** Start Available records **

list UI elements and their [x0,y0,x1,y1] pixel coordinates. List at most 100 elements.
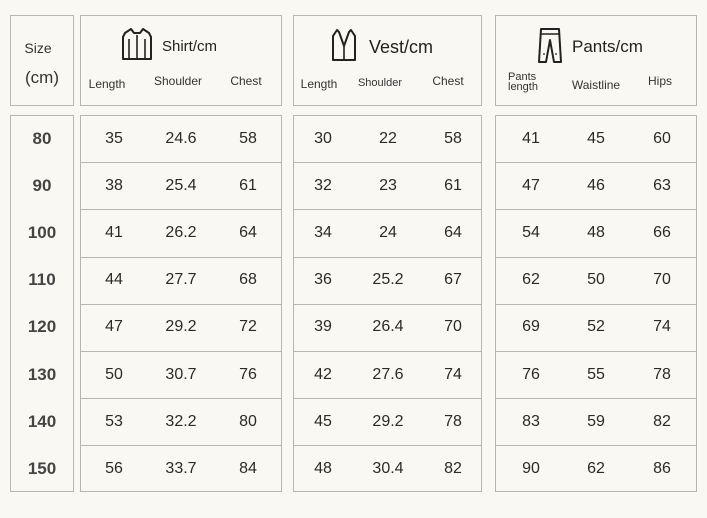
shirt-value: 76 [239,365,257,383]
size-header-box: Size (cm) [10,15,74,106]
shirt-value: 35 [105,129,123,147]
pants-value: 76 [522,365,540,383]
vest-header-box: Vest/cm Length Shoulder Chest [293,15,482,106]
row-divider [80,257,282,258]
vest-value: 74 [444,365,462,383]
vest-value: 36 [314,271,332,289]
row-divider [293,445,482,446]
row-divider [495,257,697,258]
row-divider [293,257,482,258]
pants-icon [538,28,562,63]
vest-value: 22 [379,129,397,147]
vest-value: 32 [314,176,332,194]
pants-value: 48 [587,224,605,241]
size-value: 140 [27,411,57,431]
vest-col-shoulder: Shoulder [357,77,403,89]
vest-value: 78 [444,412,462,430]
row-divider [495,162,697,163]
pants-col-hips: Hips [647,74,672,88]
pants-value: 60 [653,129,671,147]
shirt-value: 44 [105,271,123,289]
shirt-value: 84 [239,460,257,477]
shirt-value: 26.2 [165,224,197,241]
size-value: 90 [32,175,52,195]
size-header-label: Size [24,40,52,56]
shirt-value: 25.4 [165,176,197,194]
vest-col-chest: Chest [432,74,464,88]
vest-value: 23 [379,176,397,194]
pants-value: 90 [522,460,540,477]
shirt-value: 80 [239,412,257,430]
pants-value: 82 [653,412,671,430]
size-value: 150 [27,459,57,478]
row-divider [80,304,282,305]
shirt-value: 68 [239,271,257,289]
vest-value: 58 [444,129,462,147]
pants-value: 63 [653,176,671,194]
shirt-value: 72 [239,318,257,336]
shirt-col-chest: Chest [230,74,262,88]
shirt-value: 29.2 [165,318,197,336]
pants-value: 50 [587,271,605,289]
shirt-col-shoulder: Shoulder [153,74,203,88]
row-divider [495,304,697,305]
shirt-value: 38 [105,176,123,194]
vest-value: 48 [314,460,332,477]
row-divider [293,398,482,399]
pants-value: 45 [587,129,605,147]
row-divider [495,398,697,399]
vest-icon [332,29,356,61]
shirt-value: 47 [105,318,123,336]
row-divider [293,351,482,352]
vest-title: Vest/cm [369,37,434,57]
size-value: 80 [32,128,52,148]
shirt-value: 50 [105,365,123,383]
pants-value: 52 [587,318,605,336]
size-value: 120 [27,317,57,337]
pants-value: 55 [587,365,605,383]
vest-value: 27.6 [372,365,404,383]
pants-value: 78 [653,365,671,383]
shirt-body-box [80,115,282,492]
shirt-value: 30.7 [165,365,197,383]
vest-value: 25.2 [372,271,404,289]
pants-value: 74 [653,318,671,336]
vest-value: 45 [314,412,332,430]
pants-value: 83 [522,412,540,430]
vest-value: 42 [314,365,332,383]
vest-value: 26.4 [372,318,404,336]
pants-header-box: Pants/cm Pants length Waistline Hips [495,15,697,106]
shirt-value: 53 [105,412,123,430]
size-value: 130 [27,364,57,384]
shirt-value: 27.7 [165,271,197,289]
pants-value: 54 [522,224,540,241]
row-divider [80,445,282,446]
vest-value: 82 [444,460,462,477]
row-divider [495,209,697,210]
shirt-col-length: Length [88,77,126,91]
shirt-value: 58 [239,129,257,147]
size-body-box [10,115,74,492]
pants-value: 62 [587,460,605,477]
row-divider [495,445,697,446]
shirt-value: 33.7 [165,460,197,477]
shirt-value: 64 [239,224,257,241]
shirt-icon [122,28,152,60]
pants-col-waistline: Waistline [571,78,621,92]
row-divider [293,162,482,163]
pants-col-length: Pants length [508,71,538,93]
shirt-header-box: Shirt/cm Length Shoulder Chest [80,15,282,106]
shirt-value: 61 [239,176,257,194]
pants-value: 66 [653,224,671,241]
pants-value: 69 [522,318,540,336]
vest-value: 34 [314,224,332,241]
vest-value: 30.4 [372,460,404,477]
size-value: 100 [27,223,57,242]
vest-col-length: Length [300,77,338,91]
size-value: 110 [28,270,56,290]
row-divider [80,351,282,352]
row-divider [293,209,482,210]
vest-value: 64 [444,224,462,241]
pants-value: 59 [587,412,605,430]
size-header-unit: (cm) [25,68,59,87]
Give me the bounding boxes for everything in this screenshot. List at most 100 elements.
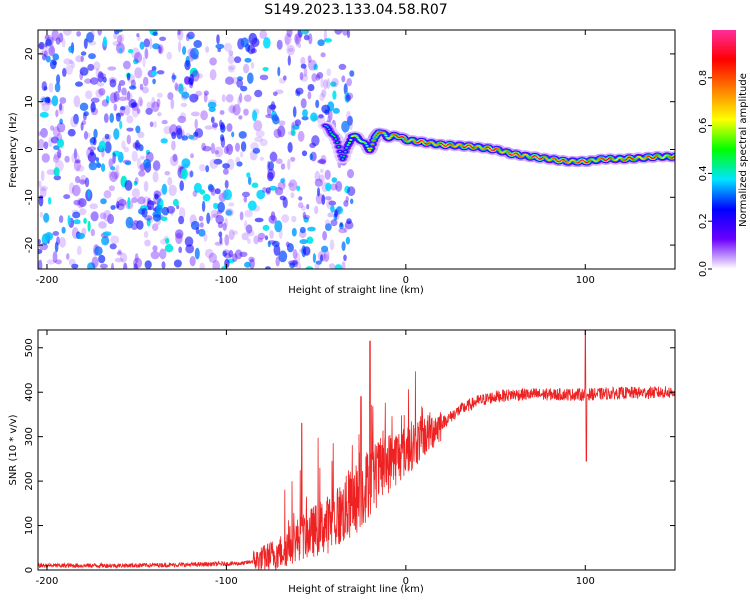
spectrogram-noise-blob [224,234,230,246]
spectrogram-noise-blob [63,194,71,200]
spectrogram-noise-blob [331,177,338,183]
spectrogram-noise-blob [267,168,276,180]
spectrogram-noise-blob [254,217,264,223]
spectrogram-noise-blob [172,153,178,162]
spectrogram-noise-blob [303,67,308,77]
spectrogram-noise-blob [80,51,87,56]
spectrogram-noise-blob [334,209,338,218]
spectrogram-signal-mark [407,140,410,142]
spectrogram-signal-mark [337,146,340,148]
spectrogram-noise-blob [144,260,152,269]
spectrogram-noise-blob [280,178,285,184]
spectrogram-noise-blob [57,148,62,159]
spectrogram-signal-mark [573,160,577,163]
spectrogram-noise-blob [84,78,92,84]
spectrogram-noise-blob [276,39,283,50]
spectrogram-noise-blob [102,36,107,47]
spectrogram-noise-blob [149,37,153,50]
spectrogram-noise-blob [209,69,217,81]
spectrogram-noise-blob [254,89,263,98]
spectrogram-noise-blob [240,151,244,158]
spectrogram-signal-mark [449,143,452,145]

** End Available records **

■ Exercise objective ■
Copy out the lines of the material starting at the one that contains "spectrogram-noise-blob [224,234,230,246]" and ending at the one that contains "spectrogram-noise-blob [144,260,152,269]", with both of those lines included.

■ Solution to this exercise ■
spectrogram-noise-blob [224,234,230,246]
spectrogram-noise-blob [63,194,71,200]
spectrogram-noise-blob [331,177,338,183]
spectrogram-noise-blob [267,168,276,180]
spectrogram-noise-blob [254,217,264,223]
spectrogram-noise-blob [172,153,178,162]
spectrogram-noise-blob [303,67,308,77]
spectrogram-noise-blob [80,51,87,56]
spectrogram-noise-blob [334,209,338,218]
spectrogram-signal-mark [407,140,410,142]
spectrogram-signal-mark [337,146,340,148]
spectrogram-noise-blob [144,260,152,269]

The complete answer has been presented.